*Task*. Can you reproduce every line of the material below, character for character, without changing anything?

*Material for this exercise*.
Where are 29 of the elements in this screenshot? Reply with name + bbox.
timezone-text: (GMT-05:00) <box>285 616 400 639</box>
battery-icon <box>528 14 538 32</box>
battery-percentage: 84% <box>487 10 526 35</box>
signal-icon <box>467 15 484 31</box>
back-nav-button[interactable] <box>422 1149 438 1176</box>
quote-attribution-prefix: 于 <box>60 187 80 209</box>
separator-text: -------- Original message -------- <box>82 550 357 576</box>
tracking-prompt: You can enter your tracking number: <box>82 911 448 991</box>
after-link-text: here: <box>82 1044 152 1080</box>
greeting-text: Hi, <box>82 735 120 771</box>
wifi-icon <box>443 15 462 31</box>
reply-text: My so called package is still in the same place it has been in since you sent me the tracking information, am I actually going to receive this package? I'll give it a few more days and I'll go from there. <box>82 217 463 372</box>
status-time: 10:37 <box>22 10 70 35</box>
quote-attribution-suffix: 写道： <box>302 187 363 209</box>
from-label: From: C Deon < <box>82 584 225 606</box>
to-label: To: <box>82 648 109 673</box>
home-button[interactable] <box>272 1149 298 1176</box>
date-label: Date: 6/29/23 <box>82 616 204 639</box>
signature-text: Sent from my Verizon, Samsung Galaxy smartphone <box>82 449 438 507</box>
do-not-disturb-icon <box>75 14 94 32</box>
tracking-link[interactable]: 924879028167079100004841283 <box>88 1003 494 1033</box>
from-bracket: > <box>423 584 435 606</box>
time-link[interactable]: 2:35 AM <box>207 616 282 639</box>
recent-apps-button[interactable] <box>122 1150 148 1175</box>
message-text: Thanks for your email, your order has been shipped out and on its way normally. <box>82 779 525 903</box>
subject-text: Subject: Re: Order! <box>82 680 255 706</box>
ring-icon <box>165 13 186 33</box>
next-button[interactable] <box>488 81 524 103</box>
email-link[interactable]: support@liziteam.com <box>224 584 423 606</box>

*Exercise result*.
Where are 29 of the elements in this screenshot? Reply with name + bbox.
timezone-text: (GMT-05:00) <box>285 616 400 639</box>
battery-icon <box>528 14 538 32</box>
battery-percentage: 84% <box>487 10 526 35</box>
signal-icon <box>467 15 484 31</box>
back-nav-button[interactable] <box>422 1149 438 1176</box>
quote-attribution-prefix: 于 <box>60 187 80 209</box>
separator-text: -------- Original message -------- <box>82 550 357 576</box>
tracking-prompt: You can enter your tracking number: <box>82 911 448 991</box>
after-link-text: here: <box>82 1044 152 1080</box>
greeting-text: Hi, <box>82 735 120 771</box>
wifi-icon <box>443 15 462 31</box>
reply-text: My so called package is still in the same place it has been in since you sent me the tracking information, am I actually going to receive this package? I'll give it a few more days and I'll go from there. <box>82 217 463 372</box>
status-time: 10:37 <box>22 10 70 35</box>
quote-attribution-suffix: 写道： <box>302 187 363 209</box>
from-label: From: C Deon < <box>82 584 225 606</box>
to-label: To: <box>82 648 109 673</box>
home-button[interactable] <box>272 1149 298 1176</box>
date-label: Date: 6/29/23 <box>82 616 204 639</box>
signature-text: Sent from my Verizon, Samsung Galaxy smartphone <box>82 449 438 507</box>
do-not-disturb-icon <box>75 14 94 32</box>
tracking-link[interactable]: 924879028167079100004841283 <box>88 1003 494 1033</box>
from-bracket: > <box>423 584 435 606</box>
time-link[interactable]: 2:35 AM <box>207 616 282 639</box>
recent-apps-button[interactable] <box>122 1150 148 1175</box>
message-text: Thanks for your email, your order has been shipped out and on its way normally. <box>82 779 525 903</box>
subject-text: Subject: Re: Order! <box>82 680 255 706</box>
ring-icon <box>165 13 186 33</box>
next-button[interactable] <box>488 81 524 103</box>
email-link[interactable]: support@liziteam.com <box>224 584 423 606</box>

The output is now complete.